- **Short problem A**:
Answer these from the post on the South Dakota Democratic Party, one line each:
(i) Who is named as the last Democrat to win a statewide race?
(ii) Whose example should South Dakota Democrats apply, according to the post?
(iii) In the comment, who thinks not even a Republican Jesus can save Wismer?
- **Short problem B**:
Reproduce the passage of the post on the South Dakota Democratic Party from "South Dakota Democrats, please" up to and including "the deceased equine.".
- **Short problem C**:
Carry on the post about the South Dakota Democratic Party from the point where it stops.

___ Document

Let's be clear. George McGovern is not returning from the dead to rebuild the South Dakota Democratic Party. Tom Daschle is not returning to South Dakota to revive a flagging party. Sending Brendan Johnson, a potential rising star, to D.C. won't build the Democrat's infrastructure nor will complaining that Stephanie Herseth-Sandlin, the last Democrat to win a statewide race, is too much of a Blue Dog Democrat for your tastes.

Finding and funding good candidates for attorney general and secretary of state will help build the party. In fact, given how Jason Gant has run the office, that race should top the list of targeted races. That fact that it's not speaks of political incompetence if one is being generous and malpractice if one is being truthful.

South Dakota Democrats, please take the one kernel of truth from the D.C. insiders and apply the Heitkamp example to South Dakota: go to Pierre before going to D.C.

Herein ends the flogging of the deceased equine.

2 comments:

Wismer Needs #RepublicanJesus said...

I think if Wismer took a moderate republican as her running mate the chances of winning in Nov. are much better, than taking a democrat. My opinion is that Wismer will need republican votes in order to beat Daugaard, even though Pat Powers, thinks not even a Republican Jesus can save Wismer.

______
___ Data lines

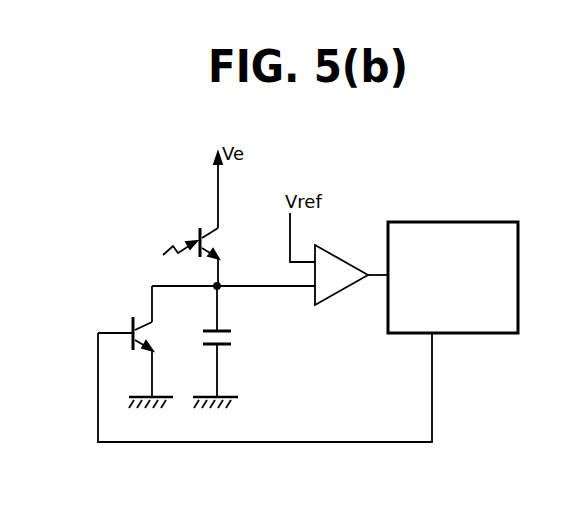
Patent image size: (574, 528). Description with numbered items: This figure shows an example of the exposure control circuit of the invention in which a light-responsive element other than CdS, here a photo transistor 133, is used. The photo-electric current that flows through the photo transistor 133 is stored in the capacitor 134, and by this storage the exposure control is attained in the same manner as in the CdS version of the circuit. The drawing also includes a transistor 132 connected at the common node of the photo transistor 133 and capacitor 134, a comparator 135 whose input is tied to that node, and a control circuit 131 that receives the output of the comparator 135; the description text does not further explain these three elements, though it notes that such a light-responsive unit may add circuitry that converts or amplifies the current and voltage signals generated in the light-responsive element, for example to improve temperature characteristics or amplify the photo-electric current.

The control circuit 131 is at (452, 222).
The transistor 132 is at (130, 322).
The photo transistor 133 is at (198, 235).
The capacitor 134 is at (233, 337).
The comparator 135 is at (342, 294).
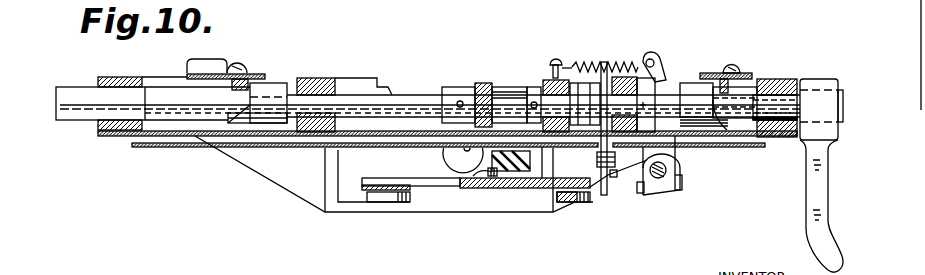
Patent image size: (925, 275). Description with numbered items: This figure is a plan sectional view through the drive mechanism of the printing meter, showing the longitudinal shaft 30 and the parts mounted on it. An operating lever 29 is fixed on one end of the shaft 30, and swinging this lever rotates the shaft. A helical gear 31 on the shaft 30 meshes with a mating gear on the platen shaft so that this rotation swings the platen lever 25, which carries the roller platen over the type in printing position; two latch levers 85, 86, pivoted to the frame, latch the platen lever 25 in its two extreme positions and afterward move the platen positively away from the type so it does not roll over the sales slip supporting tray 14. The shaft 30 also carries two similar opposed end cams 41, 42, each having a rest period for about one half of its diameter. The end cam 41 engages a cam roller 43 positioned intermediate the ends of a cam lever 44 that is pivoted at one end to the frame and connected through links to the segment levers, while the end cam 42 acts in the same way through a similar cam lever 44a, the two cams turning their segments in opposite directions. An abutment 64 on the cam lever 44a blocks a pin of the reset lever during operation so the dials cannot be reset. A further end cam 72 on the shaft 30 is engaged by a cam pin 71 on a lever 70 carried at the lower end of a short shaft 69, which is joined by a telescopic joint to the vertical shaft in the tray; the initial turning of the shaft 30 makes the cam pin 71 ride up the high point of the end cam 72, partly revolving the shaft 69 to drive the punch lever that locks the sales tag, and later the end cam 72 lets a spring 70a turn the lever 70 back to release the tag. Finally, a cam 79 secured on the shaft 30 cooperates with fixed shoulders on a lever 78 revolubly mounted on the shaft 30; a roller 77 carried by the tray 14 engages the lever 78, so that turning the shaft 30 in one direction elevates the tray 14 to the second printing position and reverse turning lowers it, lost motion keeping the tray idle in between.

______
___ Data lines

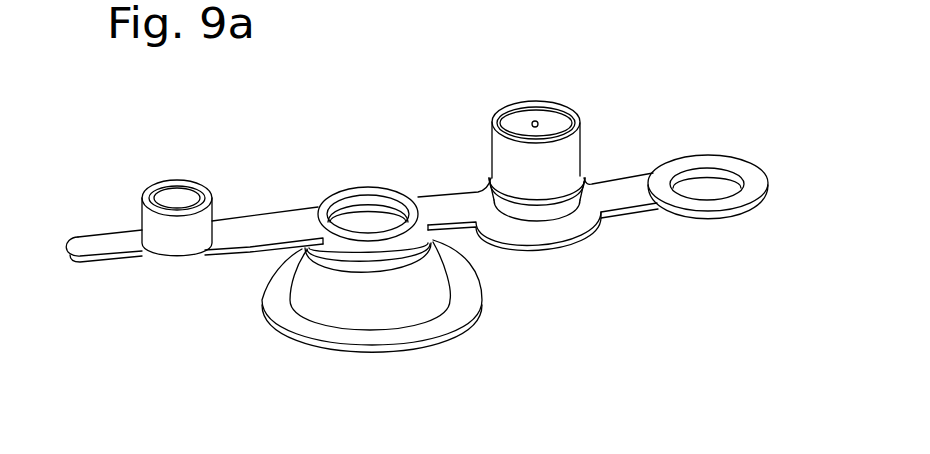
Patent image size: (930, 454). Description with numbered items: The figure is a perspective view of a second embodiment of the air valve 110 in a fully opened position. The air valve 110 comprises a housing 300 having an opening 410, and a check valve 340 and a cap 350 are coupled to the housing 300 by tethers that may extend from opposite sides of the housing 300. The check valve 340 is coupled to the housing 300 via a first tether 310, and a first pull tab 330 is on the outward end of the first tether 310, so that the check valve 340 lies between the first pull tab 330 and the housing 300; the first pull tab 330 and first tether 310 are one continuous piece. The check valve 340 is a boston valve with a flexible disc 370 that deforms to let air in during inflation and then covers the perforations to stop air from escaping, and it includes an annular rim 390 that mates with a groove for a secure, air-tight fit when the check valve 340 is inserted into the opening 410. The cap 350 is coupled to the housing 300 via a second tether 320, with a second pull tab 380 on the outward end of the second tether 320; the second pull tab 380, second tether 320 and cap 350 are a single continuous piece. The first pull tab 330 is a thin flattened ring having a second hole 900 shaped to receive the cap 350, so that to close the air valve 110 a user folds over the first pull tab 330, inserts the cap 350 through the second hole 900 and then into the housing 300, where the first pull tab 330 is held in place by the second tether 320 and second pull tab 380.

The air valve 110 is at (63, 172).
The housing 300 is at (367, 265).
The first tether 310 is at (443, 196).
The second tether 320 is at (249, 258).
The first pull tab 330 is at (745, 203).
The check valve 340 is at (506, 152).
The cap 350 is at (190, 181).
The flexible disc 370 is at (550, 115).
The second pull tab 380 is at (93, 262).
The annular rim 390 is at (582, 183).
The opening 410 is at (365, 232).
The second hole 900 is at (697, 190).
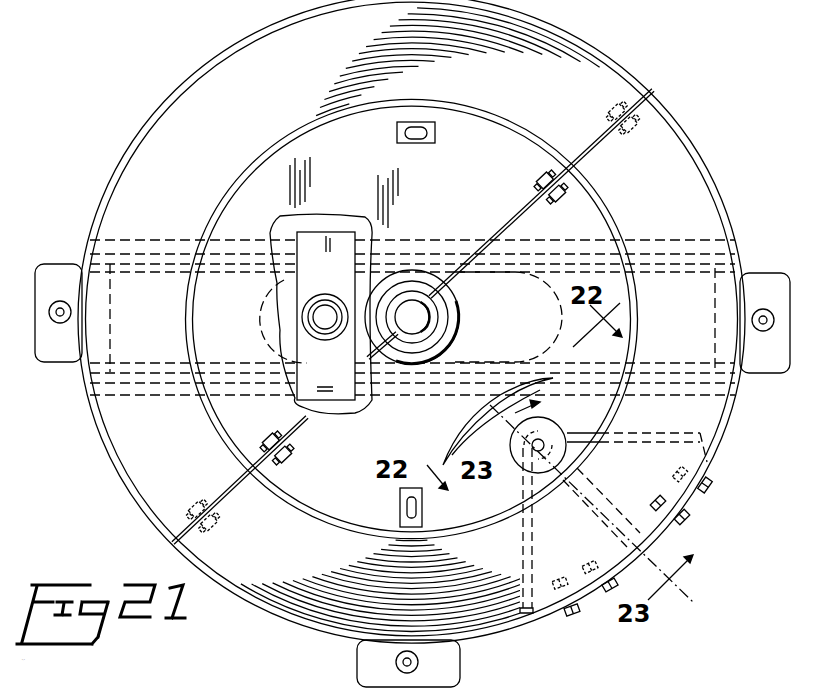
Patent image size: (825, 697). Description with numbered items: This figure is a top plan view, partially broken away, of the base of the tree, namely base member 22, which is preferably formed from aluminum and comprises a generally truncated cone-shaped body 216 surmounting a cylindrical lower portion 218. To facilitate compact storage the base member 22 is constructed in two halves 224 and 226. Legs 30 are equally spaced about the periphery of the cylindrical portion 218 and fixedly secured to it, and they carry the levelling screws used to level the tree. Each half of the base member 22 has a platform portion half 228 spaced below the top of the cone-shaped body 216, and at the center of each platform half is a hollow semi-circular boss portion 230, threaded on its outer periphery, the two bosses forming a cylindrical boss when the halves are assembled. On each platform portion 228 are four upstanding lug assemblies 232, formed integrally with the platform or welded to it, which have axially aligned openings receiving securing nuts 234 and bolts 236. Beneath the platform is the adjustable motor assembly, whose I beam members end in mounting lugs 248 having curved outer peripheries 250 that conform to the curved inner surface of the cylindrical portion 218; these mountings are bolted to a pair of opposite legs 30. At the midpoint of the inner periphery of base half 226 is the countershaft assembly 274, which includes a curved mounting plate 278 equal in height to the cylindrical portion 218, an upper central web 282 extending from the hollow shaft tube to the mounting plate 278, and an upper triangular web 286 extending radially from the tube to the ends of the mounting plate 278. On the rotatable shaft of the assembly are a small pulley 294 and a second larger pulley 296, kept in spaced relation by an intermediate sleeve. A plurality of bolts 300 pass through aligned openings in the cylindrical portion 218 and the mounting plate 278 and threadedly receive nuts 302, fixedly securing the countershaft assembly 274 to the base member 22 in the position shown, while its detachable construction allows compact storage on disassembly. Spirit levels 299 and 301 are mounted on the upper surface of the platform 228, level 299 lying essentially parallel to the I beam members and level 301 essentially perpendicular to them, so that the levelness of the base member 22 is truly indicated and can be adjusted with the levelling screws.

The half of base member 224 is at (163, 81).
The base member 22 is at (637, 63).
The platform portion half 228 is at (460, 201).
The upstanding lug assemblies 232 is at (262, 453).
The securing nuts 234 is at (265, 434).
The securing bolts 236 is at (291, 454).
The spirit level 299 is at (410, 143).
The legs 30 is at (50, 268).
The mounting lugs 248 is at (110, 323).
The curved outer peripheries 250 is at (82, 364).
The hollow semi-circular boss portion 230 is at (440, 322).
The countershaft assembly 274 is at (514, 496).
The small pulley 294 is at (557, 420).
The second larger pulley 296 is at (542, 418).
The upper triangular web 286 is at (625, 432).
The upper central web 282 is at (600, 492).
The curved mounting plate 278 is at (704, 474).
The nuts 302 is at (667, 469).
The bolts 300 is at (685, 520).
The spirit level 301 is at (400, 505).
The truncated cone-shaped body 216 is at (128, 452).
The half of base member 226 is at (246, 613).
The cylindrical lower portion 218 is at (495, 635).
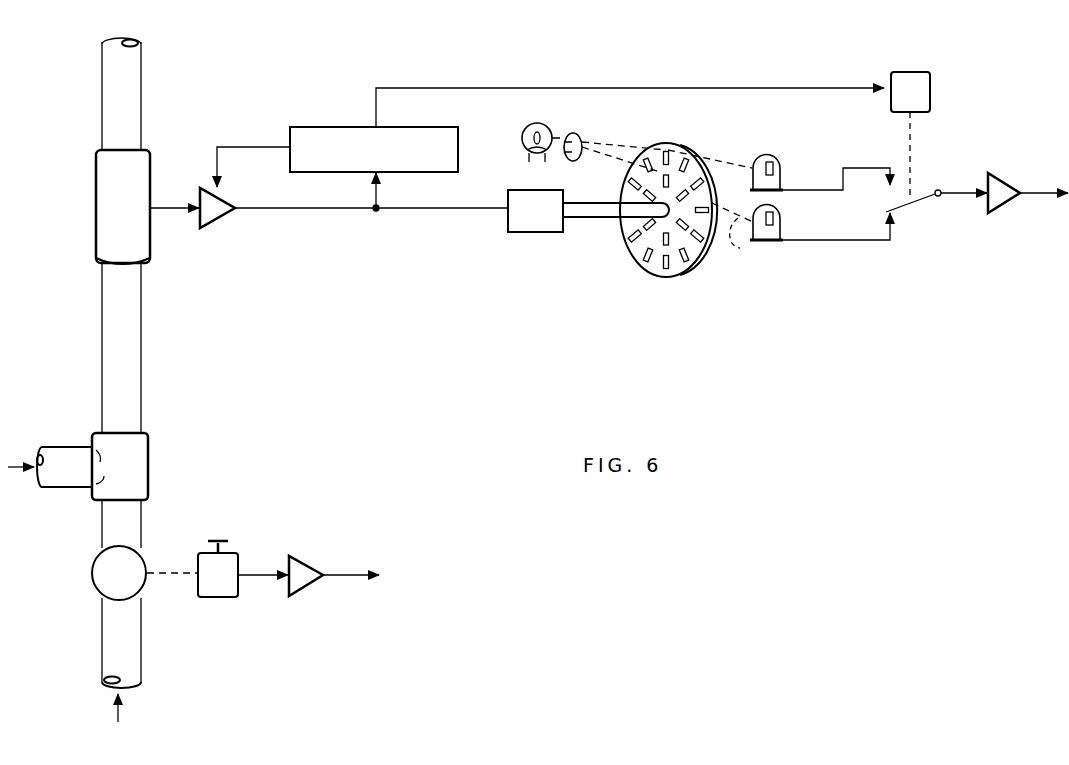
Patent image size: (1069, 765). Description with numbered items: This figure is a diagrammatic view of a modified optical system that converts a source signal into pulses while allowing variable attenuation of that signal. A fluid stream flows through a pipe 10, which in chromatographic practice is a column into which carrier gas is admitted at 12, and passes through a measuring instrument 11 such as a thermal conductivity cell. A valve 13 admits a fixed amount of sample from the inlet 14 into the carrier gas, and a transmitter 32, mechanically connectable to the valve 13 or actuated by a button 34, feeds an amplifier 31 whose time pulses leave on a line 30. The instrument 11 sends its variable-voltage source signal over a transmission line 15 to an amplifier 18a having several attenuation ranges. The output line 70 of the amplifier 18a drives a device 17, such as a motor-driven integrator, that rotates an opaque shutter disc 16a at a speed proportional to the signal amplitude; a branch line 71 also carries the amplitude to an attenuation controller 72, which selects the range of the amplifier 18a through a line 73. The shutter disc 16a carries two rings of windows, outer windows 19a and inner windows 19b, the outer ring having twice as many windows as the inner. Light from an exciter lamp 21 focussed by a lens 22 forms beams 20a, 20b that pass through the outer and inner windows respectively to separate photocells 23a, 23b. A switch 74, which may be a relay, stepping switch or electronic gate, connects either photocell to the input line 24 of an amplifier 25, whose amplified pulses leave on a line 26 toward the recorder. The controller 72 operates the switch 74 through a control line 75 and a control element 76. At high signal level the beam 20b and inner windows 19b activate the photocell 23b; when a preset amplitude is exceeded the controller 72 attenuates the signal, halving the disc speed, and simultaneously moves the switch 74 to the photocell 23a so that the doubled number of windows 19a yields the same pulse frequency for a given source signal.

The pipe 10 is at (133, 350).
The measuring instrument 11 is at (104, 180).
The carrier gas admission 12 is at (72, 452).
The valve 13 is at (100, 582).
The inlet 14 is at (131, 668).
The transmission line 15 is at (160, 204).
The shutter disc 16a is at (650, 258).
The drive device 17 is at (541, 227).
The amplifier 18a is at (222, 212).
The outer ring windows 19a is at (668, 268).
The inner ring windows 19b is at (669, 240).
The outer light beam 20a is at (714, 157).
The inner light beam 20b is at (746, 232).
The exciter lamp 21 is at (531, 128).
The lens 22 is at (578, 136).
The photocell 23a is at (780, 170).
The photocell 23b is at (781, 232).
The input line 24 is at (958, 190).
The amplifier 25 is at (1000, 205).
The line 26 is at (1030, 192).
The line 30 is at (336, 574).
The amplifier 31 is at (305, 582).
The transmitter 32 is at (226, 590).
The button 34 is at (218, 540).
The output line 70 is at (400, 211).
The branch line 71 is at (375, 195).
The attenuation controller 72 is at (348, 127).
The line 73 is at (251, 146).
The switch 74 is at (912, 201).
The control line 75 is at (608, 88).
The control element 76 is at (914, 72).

______
___ Data lines

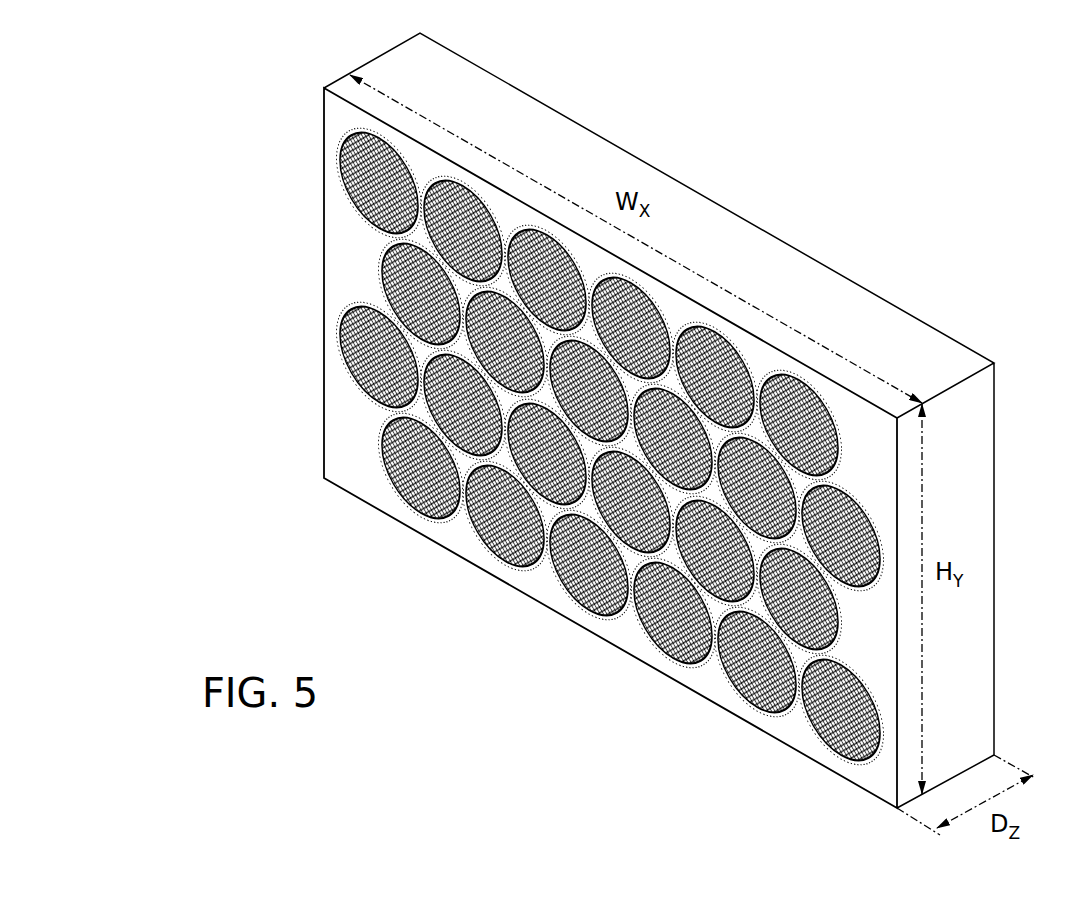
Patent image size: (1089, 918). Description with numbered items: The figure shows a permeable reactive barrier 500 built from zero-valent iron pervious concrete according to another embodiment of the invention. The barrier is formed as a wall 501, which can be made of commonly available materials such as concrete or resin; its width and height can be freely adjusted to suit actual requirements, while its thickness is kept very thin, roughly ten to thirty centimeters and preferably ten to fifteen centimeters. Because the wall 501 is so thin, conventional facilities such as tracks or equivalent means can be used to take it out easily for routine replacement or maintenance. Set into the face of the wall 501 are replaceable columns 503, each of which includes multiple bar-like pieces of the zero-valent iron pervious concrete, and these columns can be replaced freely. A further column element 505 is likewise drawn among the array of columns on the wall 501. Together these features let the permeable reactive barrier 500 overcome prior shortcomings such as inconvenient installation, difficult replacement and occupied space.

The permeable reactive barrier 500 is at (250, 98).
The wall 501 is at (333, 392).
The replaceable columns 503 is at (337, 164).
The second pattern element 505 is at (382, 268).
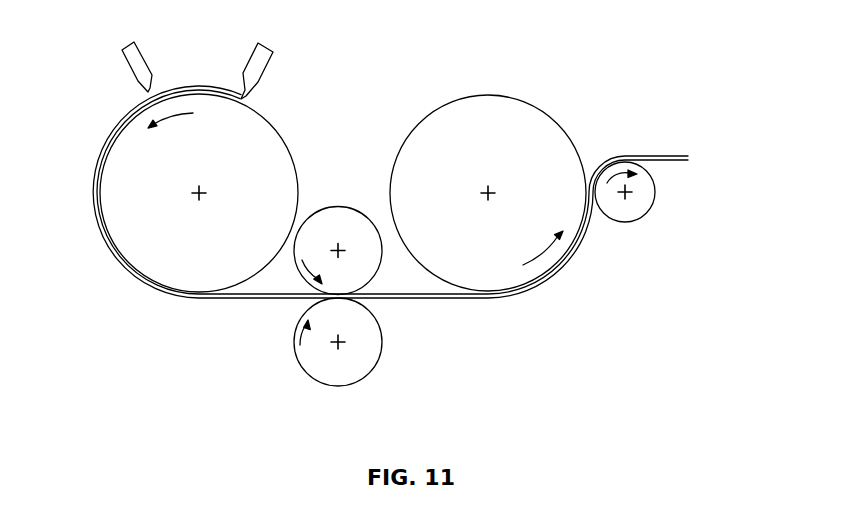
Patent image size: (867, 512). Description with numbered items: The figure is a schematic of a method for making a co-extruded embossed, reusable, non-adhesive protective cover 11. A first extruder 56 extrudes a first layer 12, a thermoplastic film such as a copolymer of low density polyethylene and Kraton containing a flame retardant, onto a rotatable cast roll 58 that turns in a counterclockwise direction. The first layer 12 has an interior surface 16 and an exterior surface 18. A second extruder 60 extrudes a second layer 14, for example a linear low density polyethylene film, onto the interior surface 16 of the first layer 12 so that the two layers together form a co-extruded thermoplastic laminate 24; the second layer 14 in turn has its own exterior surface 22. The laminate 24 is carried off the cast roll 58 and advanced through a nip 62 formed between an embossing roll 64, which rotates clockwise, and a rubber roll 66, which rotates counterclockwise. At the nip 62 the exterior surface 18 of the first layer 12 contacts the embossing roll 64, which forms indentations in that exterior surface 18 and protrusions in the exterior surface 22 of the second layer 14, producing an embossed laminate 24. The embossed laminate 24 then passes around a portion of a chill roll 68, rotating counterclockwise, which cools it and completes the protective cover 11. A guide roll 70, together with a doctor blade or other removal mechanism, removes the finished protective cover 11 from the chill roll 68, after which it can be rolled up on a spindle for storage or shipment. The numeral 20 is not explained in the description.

______

- **Written answer A**:
(i) Stephanie Herseth-Sandlin
(ii) The Heitkamp example
(iii) Pat Powers

- **Written answer B**:
South Dakota Democrats, please take the one kernel of truth from the D.C. insiders and apply the Heitkamp example to South Dakota: go to Pierre before going to D.C.

Herein ends the flogging of the deceased equine.

- **Written answer C**:
Had Herseth run for Gov. she beats Daugaard and builds the party.

Kal Lis said...

Herseth Sandlin certainly would have had a better chance against Daugaard than any other Democrat I can think of.

That said, I disagree with those who believe Wismer should look to put the former congresswoman on he ticket. the top person on the ticket can allow herself to be outshone by some young firebrand not by someone of significantly more talent and accomplishments.

As for the Republican running mate, I'm not sure any Republican with the muscle to help Wismer is willing to commit political suicide by running with a Democrat. Second, were such a person to exist, he or she may cost as many Democratic votes as they would provide Republican ones. Third, talk of cross party tickets always has unintended consequences. John McCain's desire to put Joe Lieberman on the ticket brought the scourge of Sarah Palin .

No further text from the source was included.